[START OF Record extracts]

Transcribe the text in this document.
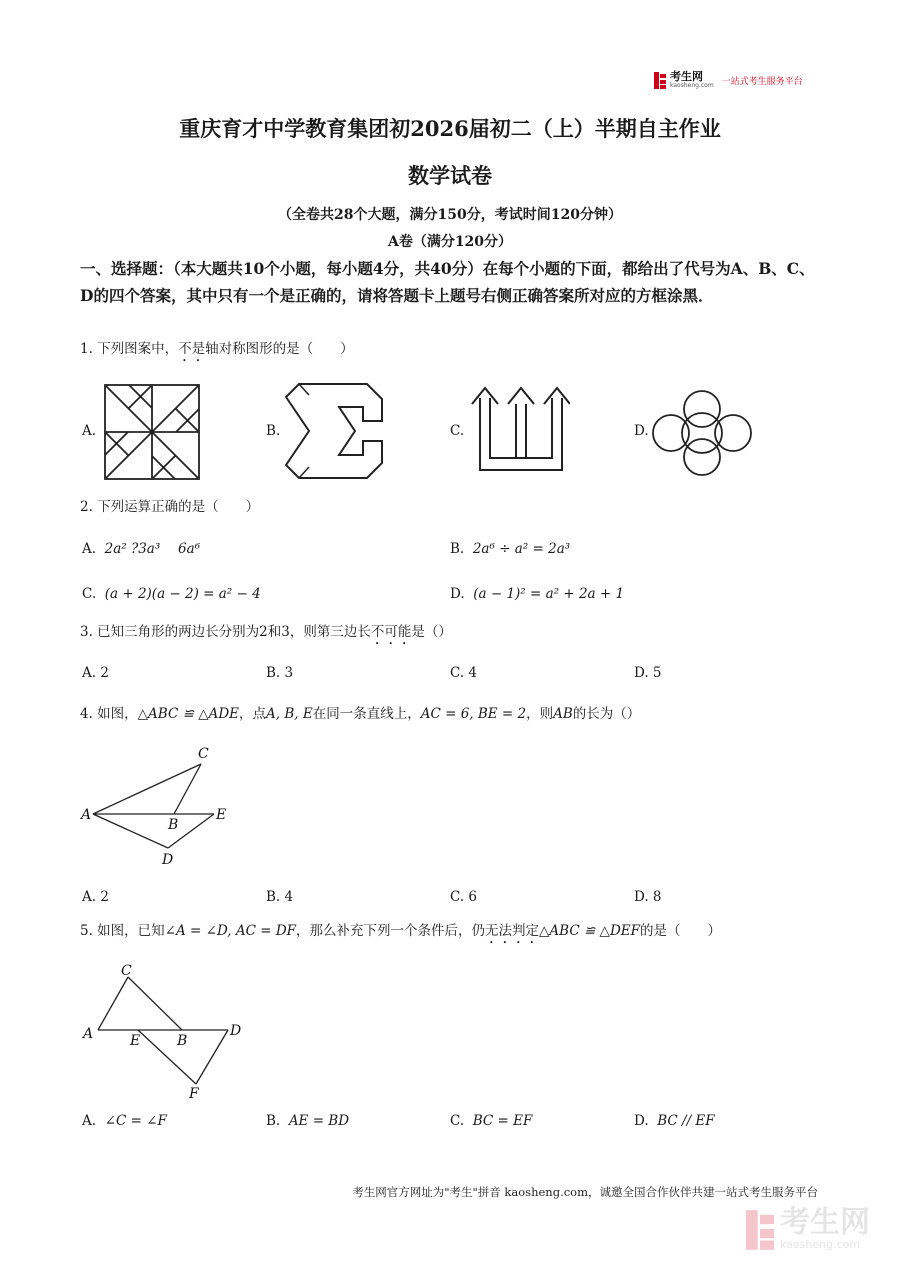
考生网
kaosheng.com 一站式考生服务平台
重庆育才中学教育集团初2026届初二（上）半期自主作业
数学试卷
（全卷共28个大题，满分150分，考试时间120分钟）
A卷（满分120分）
一、选择题：（本大题共10个小题，每小题4分，共40分）在每个小题的下面，都给出了代号为A、B、C、D的四个答案，其中只有一个是正确的，请将答题卡上题号右侧正确答案所对应的方框涂黑．
1. 下列图案中，不是轴对称图形的是（　　）
A.	B.	C.	D.
2. 下列运算正确的是（　　）
A. 2a² ?3a³ 　6a⁶	B. 2a⁶ ÷ a² = 2a³
C. (a + 2)(a − 2) = a² − 4	D. (a − 1)² = a² + 2a + 1
3. 已知三角形的两边长分别为2和3，则第三边长不可能是（）
A. 2	B. 3	C. 4	D. 5
4. 如图，△ABC ≌ △ADE，点A, B, E在同一条直线上，AC = 6, BE = 2，则AB的长为（）
C
A
B
E
D
A. 2	B. 4	C. 6	D. 8
5. 如图，已知∠A = ∠D, AC = DF，那么补充下列一个条件后，仍无法判定△ABC ≌ △DEF的是（　　）
C
A	E	B
D
F
A. ∠C = ∠F	B. AE = BD	C. BC = EF	D. BC // EF
考生网官方网址为"考生"拼音 kaosheng.com，诚邀全国合作伙伴共建一站式考生服务平台
考生网
kaosheng.com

[END OF Record extracts]

Prompt:
Exclude the pictures. Write out the remaining data exactly.

Solution for this task:
Transcribe the text in this document.
考生网
kaosheng.com 一站式考生服务平台
重庆育才中学教育集团初2026届初二（上）半期自主作业
数学试卷
（全卷共28个大题，满分150分，考试时间120分钟）
A卷（满分120分）
一、选择题：（本大题共10个小题，每小题4分，共40分）在每个小题的下面，都给出了代号为A、B、C、D的四个答案，其中只有一个是正确的，请将答题卡上题号右侧正确答案所对应的方框涂黑．
1. 下列图案中，不是轴对称图形的是（　　）
A.	B.	C.	D.
2. 下列运算正确的是（　　）
A. 2a² ?3a³ 　6a⁶	B. 2a⁶ ÷ a² = 2a³
C. (a + 2)(a − 2) = a² − 4	D. (a − 1)² = a² + 2a + 1
3. 已知三角形的两边长分别为2和3，则第三边长不可能是（）
A. 2	B. 3	C. 4	D. 5
4. 如图，△ABC ≌ △ADE，点A, B, E在同一条直线上，AC = 6, BE = 2，则AB的长为（）
C
A
B
E
D
A. 2	B. 4	C. 6	D. 8
5. 如图，已知∠A = ∠D, AC = DF，那么补充下列一个条件后，仍无法判定△ABC ≌ △DEF的是（　　）
C
A	E	B
D
F
A. ∠C = ∠F	B. AE = BD	C. BC = EF	D. BC // EF
考生网官方网址为"考生"拼音 kaosheng.com，诚邀全国合作伙伴共建一站式考生服务平台
考生网
kaosheng.com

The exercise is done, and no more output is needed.